Records about charts and figures
----------

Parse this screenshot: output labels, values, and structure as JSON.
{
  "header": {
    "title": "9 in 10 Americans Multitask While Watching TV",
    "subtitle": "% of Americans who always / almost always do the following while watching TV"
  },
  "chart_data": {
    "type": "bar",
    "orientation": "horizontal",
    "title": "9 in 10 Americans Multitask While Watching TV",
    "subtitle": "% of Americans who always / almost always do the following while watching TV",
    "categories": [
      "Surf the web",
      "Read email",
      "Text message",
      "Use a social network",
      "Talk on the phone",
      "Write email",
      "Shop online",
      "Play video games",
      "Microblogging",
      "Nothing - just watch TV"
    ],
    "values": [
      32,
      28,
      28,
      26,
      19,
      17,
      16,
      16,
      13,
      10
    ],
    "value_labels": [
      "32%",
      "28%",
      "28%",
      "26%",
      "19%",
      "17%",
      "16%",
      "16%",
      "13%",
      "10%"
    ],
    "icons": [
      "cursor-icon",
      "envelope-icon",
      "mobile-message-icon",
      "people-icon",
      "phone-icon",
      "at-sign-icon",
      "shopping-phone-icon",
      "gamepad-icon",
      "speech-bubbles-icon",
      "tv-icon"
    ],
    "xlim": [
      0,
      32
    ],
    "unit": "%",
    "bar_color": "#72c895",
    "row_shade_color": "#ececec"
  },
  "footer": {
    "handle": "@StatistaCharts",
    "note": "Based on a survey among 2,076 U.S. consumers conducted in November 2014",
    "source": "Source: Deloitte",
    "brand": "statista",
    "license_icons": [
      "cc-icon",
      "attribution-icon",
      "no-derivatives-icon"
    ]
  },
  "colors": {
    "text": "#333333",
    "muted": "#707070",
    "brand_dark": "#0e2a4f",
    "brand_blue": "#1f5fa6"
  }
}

----------

§ Given instruction
Quote all the records exactly, please, leaving none out.

§ Result
Parse this screenshot: output labels, values, and structure as JSON.
{
  "header": {
    "title": "9 in 10 Americans Multitask While Watching TV",
    "subtitle": "% of Americans who always / almost always do the following while watching TV"
  },
  "chart_data": {
    "type": "bar",
    "orientation": "horizontal",
    "title": "9 in 10 Americans Multitask While Watching TV",
    "subtitle": "% of Americans who always / almost always do the following while watching TV",
    "categories": [
      "Surf the web",
      "Read email",
      "Text message",
      "Use a social network",
      "Talk on the phone",
      "Write email",
      "Shop online",
      "Play video games",
      "Microblogging",
      "Nothing - just watch TV"
    ],
    "values": [
      32,
      28,
      28,
      26,
      19,
      17,
      16,
      16,
      13,
      10
    ],
    "value_labels": [
      "32%",
      "28%",
      "28%",
      "26%",
      "19%",
      "17%",
      "16%",
      "16%",
      "13%",
      "10%"
    ],
    "icons": [
      "cursor-icon",
      "envelope-icon",
      "mobile-message-icon",
      "people-icon",
      "phone-icon",
      "at-sign-icon",
      "shopping-phone-icon",
      "gamepad-icon",
      "speech-bubbles-icon",
      "tv-icon"
    ],
    "xlim": [
      0,
      32
    ],
    "unit": "%",
    "bar_color": "#72c895",
    "row_shade_color": "#ececec"
  },
  "footer": {
    "handle": "@StatistaCharts",
    "note": "Based on a survey among 2,076 U.S. consumers conducted in November 2014",
    "source": "Source: Deloitte",
    "brand": "statista",
    "license_icons": [
      "cc-icon",
      "attribution-icon",
      "no-derivatives-icon"
    ]
  },
  "colors": {
    "text": "#333333",
    "muted": "#707070",
    "brand_dark": "#0e2a4f",
    "brand_blue": "#1f5fa6"
  }
}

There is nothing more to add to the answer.